▶ [Data shown]:
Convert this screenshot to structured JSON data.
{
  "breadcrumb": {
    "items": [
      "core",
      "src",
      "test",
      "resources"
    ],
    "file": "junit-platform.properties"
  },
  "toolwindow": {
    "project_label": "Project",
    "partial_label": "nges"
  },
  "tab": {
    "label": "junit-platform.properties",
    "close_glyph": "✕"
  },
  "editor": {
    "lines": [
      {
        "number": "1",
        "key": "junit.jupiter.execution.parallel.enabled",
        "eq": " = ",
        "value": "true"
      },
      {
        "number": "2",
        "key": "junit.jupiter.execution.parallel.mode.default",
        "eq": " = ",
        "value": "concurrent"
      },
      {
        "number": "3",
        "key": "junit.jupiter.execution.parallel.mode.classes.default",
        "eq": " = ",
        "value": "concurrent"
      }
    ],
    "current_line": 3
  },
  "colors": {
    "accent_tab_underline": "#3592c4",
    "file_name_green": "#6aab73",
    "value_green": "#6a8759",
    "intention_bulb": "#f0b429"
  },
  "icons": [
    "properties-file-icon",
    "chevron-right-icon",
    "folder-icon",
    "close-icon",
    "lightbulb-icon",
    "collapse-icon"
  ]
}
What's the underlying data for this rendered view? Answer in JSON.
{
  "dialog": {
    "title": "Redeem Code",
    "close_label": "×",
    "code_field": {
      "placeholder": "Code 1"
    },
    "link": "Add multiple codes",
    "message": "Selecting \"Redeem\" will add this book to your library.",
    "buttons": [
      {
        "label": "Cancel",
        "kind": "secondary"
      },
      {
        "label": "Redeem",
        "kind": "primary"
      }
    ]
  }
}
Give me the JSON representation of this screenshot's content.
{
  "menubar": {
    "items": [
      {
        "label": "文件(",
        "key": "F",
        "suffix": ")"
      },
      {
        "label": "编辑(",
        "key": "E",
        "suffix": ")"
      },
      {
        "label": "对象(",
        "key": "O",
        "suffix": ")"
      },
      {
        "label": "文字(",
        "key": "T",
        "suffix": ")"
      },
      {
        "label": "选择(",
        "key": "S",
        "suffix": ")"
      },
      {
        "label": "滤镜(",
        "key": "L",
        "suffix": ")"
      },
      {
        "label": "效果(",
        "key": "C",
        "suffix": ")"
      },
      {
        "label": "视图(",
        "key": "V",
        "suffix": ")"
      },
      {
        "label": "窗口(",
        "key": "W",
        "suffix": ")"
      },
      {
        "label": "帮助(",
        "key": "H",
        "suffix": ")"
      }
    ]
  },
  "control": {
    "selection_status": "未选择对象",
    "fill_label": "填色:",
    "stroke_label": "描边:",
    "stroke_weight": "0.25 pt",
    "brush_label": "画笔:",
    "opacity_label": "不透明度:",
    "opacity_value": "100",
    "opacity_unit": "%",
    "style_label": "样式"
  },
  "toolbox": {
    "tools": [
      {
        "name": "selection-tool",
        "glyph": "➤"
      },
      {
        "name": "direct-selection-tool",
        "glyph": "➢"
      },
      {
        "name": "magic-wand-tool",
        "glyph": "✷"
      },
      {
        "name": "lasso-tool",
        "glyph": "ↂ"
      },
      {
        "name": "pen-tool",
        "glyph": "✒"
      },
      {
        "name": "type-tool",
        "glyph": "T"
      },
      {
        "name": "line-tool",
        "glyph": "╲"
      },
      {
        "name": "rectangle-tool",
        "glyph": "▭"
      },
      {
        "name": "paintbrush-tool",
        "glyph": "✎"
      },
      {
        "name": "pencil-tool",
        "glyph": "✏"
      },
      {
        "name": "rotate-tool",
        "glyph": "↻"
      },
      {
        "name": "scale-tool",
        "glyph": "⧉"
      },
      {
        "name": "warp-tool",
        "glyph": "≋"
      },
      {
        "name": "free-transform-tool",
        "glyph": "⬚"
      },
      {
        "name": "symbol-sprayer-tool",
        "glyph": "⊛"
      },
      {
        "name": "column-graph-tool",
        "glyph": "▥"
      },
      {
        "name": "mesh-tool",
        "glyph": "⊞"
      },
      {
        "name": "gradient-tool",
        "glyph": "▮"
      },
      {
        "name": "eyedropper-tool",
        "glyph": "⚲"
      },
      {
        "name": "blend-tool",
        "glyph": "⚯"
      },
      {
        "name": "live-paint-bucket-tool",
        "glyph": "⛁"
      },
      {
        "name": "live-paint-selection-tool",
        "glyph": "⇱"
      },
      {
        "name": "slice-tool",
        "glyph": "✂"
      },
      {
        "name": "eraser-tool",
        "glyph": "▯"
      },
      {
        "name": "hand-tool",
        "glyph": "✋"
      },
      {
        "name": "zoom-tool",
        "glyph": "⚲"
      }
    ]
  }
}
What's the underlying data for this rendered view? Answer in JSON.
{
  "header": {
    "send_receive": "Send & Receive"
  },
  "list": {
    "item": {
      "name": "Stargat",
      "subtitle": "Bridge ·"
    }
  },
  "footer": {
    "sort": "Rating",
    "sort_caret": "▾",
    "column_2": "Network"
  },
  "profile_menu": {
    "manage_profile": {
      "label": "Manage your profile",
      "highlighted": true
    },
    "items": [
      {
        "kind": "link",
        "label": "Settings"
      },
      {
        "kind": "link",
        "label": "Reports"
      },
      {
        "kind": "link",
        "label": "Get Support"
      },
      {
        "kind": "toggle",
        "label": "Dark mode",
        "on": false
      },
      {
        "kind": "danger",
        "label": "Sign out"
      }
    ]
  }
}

▶ [Problem to solve]: Extract from the material all lines containing the string "execution".

▶ [Output]:
        "key": "junit.jupiter.execution.parallel.enabled",
        "key": "junit.jupiter.execution.parallel.mode.default",
        "key": "junit.jupiter.execution.parallel.mode.classes.default",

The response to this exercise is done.